Task goal: From the entries below, copy every line where the string "概由乙方负责" appears.

═════ Entries provided

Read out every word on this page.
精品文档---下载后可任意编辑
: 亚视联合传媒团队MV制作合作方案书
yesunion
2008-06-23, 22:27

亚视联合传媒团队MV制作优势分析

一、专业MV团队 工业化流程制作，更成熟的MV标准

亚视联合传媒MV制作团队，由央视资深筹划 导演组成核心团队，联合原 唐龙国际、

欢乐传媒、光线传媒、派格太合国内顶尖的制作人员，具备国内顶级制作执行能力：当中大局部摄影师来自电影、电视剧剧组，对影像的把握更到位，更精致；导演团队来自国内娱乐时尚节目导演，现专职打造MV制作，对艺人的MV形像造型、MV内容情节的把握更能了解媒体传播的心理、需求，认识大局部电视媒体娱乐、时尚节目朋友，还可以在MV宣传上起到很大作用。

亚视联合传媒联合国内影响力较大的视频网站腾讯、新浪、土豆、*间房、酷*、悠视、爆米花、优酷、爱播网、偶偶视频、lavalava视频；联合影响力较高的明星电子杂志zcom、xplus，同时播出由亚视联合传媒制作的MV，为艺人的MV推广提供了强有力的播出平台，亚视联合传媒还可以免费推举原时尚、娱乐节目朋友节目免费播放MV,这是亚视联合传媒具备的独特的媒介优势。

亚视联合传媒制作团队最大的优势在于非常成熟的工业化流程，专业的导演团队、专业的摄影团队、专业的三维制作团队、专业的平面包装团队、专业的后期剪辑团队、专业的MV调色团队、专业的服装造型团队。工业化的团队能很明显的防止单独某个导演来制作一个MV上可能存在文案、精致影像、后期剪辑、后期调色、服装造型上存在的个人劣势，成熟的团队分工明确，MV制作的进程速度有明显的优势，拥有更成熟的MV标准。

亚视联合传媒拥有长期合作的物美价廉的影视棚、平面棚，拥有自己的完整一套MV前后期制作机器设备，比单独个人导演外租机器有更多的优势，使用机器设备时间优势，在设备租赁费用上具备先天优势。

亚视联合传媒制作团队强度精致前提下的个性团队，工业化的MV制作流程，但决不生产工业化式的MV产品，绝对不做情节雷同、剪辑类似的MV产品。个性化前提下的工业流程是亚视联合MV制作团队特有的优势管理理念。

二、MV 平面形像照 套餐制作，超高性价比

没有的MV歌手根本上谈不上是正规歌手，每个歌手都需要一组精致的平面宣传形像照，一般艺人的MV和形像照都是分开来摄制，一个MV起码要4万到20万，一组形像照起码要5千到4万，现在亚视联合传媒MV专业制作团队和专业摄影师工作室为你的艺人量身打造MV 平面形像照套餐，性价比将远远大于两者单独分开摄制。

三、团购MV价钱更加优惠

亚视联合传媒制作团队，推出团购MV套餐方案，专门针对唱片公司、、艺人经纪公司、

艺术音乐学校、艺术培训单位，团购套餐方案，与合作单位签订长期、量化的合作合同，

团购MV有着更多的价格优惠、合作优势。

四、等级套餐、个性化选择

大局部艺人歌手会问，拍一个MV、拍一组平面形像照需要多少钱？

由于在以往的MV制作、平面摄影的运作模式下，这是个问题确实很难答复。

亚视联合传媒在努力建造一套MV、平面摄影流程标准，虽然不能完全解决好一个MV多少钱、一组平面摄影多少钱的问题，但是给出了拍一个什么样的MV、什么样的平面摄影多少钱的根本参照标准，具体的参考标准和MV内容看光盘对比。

══════════
═════ Entries provided

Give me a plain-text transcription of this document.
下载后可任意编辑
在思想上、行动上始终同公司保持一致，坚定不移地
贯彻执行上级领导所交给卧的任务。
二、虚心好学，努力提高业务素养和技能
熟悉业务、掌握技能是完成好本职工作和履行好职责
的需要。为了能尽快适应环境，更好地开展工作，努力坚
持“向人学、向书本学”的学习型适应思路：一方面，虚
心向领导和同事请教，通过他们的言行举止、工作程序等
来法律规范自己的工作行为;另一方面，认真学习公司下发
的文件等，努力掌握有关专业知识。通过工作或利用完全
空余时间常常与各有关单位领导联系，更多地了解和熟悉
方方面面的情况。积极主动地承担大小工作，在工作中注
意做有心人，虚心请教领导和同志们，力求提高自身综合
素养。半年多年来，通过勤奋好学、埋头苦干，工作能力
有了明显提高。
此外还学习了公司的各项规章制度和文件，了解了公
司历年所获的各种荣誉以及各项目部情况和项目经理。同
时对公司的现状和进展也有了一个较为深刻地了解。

══════════
═════ Entries provided

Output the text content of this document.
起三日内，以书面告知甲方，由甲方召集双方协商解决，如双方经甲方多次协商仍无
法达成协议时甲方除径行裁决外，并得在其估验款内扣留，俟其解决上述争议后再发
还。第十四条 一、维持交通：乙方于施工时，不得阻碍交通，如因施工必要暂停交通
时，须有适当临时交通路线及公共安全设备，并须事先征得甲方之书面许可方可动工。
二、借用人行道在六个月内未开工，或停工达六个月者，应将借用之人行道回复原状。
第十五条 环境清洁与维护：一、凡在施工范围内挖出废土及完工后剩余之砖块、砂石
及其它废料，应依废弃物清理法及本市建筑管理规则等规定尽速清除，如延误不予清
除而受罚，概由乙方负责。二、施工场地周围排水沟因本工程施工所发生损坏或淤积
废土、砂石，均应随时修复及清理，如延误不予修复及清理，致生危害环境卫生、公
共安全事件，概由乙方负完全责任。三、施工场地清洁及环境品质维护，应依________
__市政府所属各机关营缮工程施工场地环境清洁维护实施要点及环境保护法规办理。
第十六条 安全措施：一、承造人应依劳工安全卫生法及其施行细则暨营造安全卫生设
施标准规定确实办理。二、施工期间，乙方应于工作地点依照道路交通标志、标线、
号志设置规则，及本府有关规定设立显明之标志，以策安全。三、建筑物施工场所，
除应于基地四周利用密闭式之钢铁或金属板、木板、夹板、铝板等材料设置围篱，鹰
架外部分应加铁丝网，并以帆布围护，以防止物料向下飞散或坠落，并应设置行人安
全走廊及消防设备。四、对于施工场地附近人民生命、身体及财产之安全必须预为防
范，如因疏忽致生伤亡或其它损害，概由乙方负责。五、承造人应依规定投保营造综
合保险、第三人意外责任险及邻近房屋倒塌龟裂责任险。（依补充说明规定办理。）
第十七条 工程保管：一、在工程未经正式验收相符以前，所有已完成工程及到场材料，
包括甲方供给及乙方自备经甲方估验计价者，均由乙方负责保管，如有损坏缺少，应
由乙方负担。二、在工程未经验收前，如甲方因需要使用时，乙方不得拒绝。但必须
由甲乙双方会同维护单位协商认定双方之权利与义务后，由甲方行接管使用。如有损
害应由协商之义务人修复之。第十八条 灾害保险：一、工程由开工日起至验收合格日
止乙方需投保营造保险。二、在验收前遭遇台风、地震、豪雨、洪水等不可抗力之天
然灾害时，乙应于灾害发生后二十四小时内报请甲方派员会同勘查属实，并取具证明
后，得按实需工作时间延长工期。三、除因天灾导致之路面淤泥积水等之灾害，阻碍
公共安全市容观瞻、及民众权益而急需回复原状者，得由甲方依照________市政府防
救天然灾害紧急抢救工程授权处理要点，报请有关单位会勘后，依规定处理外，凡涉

══════════

The output:
除而受罚，概由乙方负责。二、施工场地周围排水沟因本工程施工所发生损坏或淤积
范，如因疏忽致生伤亡或其它损害，概由乙方负责。五、承造人应依规定投保营造综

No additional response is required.